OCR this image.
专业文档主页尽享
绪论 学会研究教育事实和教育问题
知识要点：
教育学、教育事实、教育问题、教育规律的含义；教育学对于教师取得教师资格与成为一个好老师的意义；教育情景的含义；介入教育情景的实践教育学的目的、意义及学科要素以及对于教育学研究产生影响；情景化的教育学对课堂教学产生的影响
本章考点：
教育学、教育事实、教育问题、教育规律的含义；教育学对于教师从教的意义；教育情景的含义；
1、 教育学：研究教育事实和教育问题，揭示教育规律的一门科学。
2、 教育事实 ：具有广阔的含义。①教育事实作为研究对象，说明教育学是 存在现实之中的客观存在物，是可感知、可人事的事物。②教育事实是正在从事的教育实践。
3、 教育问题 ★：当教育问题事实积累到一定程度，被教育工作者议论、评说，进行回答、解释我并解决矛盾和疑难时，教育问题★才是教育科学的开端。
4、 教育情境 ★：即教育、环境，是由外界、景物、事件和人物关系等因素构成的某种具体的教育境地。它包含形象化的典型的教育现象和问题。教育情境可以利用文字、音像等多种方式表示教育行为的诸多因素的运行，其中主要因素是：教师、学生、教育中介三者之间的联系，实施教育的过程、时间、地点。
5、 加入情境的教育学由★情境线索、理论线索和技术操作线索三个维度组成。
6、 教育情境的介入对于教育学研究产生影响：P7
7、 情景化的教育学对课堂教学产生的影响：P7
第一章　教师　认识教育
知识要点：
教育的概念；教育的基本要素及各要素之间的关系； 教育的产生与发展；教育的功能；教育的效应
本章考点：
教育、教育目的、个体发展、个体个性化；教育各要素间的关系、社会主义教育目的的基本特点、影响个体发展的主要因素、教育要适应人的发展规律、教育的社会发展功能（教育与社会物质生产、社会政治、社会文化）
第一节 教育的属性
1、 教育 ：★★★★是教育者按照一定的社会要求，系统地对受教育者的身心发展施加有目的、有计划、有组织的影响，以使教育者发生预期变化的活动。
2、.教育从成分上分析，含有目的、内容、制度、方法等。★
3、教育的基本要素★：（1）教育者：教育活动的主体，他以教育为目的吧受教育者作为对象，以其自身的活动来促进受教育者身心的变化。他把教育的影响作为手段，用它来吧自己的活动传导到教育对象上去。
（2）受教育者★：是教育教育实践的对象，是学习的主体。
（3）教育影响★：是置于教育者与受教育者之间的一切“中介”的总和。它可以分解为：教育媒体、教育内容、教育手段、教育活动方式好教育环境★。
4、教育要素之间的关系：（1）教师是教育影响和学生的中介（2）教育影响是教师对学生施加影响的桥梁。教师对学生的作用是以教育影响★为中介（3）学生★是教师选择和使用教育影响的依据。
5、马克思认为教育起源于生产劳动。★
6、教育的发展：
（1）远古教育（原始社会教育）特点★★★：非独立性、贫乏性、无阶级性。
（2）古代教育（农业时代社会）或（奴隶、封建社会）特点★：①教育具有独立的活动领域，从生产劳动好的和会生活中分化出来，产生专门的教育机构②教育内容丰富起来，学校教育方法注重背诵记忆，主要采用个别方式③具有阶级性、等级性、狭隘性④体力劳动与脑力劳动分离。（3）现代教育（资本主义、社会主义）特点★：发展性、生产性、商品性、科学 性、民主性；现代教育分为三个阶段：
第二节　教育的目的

·····

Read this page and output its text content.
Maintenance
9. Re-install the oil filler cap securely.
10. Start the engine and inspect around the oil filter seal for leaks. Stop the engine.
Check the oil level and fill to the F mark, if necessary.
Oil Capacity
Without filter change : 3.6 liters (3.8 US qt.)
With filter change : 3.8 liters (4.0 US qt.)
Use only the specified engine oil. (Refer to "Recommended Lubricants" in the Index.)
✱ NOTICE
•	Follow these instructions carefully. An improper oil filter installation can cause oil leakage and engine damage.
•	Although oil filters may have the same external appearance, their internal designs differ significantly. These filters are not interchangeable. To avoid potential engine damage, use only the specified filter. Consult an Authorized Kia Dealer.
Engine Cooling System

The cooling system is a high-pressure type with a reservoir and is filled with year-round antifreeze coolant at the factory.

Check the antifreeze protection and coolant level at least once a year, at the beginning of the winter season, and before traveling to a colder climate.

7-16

·····

- _WHAT TO DO_
Copy all lines from the material that include "Check".

- _THE ANSWER_
Check the oil level and fill to the F mark, if necessary.
Check the antifreeze protection and coolant level at least once a year, at the beginning of the winter season, and before traveling to a colder climate.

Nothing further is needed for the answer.